Structured figure records:
= = = =

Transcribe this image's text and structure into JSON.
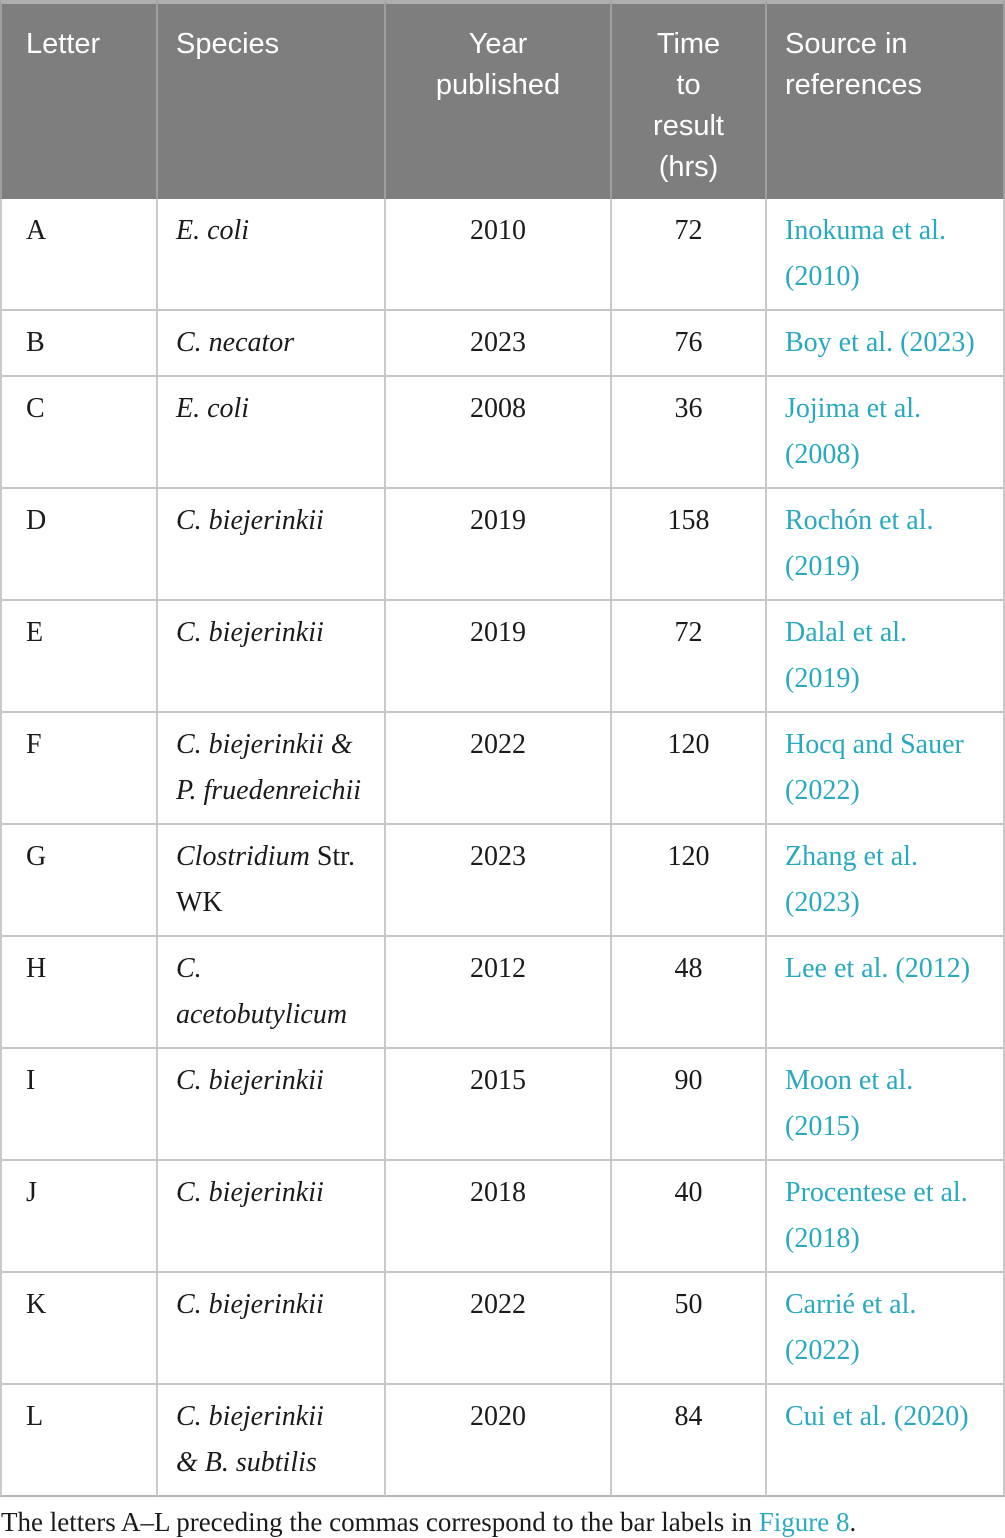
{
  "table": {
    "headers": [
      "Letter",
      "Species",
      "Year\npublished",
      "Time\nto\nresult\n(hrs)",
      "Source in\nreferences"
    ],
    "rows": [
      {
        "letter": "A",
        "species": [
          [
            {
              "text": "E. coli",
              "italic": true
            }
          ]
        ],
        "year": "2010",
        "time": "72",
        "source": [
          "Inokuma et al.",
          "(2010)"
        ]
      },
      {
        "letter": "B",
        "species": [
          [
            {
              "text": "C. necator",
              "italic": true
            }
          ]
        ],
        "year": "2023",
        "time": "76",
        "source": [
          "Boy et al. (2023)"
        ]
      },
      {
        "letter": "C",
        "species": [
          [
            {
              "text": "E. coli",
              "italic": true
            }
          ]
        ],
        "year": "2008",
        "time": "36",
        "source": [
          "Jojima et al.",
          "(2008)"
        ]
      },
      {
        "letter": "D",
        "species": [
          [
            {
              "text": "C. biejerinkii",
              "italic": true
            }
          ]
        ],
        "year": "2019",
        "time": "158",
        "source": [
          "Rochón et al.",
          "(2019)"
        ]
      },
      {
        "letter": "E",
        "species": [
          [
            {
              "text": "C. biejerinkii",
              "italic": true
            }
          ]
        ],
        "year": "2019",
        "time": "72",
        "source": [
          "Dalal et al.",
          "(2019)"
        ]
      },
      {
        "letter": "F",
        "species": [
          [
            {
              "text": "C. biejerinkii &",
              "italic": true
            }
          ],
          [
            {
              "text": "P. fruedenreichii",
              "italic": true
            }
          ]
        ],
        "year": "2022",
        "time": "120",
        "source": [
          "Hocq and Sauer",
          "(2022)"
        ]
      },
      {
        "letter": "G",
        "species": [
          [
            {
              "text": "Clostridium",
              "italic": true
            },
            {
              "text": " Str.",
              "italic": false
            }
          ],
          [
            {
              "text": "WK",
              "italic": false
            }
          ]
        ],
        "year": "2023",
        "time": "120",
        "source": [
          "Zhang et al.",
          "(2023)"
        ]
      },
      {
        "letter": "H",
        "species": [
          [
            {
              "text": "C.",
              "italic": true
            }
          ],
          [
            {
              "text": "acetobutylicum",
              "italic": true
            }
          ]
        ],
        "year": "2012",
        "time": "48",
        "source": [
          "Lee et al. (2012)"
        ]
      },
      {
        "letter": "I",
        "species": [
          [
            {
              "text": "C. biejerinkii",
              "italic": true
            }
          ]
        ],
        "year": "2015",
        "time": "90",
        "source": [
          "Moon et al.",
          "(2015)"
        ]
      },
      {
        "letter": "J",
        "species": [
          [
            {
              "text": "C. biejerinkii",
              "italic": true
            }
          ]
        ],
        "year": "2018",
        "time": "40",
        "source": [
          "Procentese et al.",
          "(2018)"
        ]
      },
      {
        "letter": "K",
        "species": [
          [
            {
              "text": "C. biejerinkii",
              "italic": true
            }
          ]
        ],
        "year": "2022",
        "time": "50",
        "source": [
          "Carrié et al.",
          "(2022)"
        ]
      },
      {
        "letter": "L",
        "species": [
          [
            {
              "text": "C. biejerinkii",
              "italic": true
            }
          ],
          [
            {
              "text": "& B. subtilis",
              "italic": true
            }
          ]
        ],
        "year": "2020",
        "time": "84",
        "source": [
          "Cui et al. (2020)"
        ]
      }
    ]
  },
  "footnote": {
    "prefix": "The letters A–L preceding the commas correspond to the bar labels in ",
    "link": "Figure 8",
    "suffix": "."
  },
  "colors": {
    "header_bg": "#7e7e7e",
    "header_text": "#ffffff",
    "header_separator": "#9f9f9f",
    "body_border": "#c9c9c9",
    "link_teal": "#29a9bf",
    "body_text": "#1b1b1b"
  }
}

= = = =

- [STATED GOAL]: Reproduce the listing word for word and omit its pictures.

- [SOLUTION FOR THIS PROBLEM]:
Transcribe this image's text and structure into JSON.
{
  "table": {
    "headers": [
      "Letter",
      "Species",
      "Year\npublished",
      "Time\nto\nresult\n(hrs)",
      "Source in\nreferences"
    ],
    "rows": [
      {
        "letter": "A",
        "species": [
          [
            {
              "text": "E. coli",
              "italic": true
            }
          ]
        ],
        "year": "2010",
        "time": "72",
        "source": [
          "Inokuma et al.",
          "(2010)"
        ]
      },
      {
        "letter": "B",
        "species": [
          [
            {
              "text": "C. necator",
              "italic": true
            }
          ]
        ],
        "year": "2023",
        "time": "76",
        "source": [
          "Boy et al. (2023)"
        ]
      },
      {
        "letter": "C",
        "species": [
          [
            {
              "text": "E. coli",
              "italic": true
            }
          ]
        ],
        "year": "2008",
        "time": "36",
        "source": [
          "Jojima et al.",
          "(2008)"
        ]
      },
      {
        "letter": "D",
        "species": [
          [
            {
              "text": "C. biejerinkii",
              "italic": true
            }
          ]
        ],
        "year": "2019",
        "time": "158",
        "source": [
          "Rochón et al.",
          "(2019)"
        ]
      },
      {
        "letter": "E",
        "species": [
          [
            {
              "text": "C. biejerinkii",
              "italic": true
            }
          ]
        ],
        "year": "2019",
        "time": "72",
        "source": [
          "Dalal et al.",
          "(2019)"
        ]
      },
      {
        "letter": "F",
        "species": [
          [
            {
              "text": "C. biejerinkii &",
              "italic": true
            }
          ],
          [
            {
              "text": "P. fruedenreichii",
              "italic": true
            }
          ]
        ],
        "year": "2022",
        "time": "120",
        "source": [
          "Hocq and Sauer",
          "(2022)"
        ]
      },
      {
        "letter": "G",
        "species": [
          [
            {
              "text": "Clostridium",
              "italic": true
            },
            {
              "text": " Str.",
              "italic": false
            }
          ],
          [
            {
              "text": "WK",
              "italic": false
            }
          ]
        ],
        "year": "2023",
        "time": "120",
        "source": [
          "Zhang et al.",
          "(2023)"
        ]
      },
      {
        "letter": "H",
        "species": [
          [
            {
              "text": "C.",
              "italic": true
            }
          ],
          [
            {
              "text": "acetobutylicum",
              "italic": true
            }
          ]
        ],
        "year": "2012",
        "time": "48",
        "source": [
          "Lee et al. (2012)"
        ]
      },
      {
        "letter": "I",
        "species": [
          [
            {
              "text": "C. biejerinkii",
              "italic": true
            }
          ]
        ],
        "year": "2015",
        "time": "90",
        "source": [
          "Moon et al.",
          "(2015)"
        ]
      },
      {
        "letter": "J",
        "species": [
          [
            {
              "text": "C. biejerinkii",
              "italic": true
            }
          ]
        ],
        "year": "2018",
        "time": "40",
        "source": [
          "Procentese et al.",
          "(2018)"
        ]
      },
      {
        "letter": "K",
        "species": [
          [
            {
              "text": "C. biejerinkii",
              "italic": true
            }
          ]
        ],
        "year": "2022",
        "time": "50",
        "source": [
          "Carrié et al.",
          "(2022)"
        ]
      },
      {
        "letter": "L",
        "species": [
          [
            {
              "text": "C. biejerinkii",
              "italic": true
            }
          ],
          [
            {
              "text": "& B. subtilis",
              "italic": true
            }
          ]
        ],
        "year": "2020",
        "time": "84",
        "source": [
          "Cui et al. (2020)"
        ]
      }
    ]
  },
  "footnote": {
    "prefix": "The letters A–L preceding the commas correspond to the bar labels in ",
    "link": "Figure 8",
    "suffix": "."
  },
  "colors": {
    "header_bg": "#7e7e7e",
    "header_text": "#ffffff",
    "header_separator": "#9f9f9f",
    "body_border": "#c9c9c9",
    "link_teal": "#29a9bf",
    "body_text": "#1b1b1b"
  }
}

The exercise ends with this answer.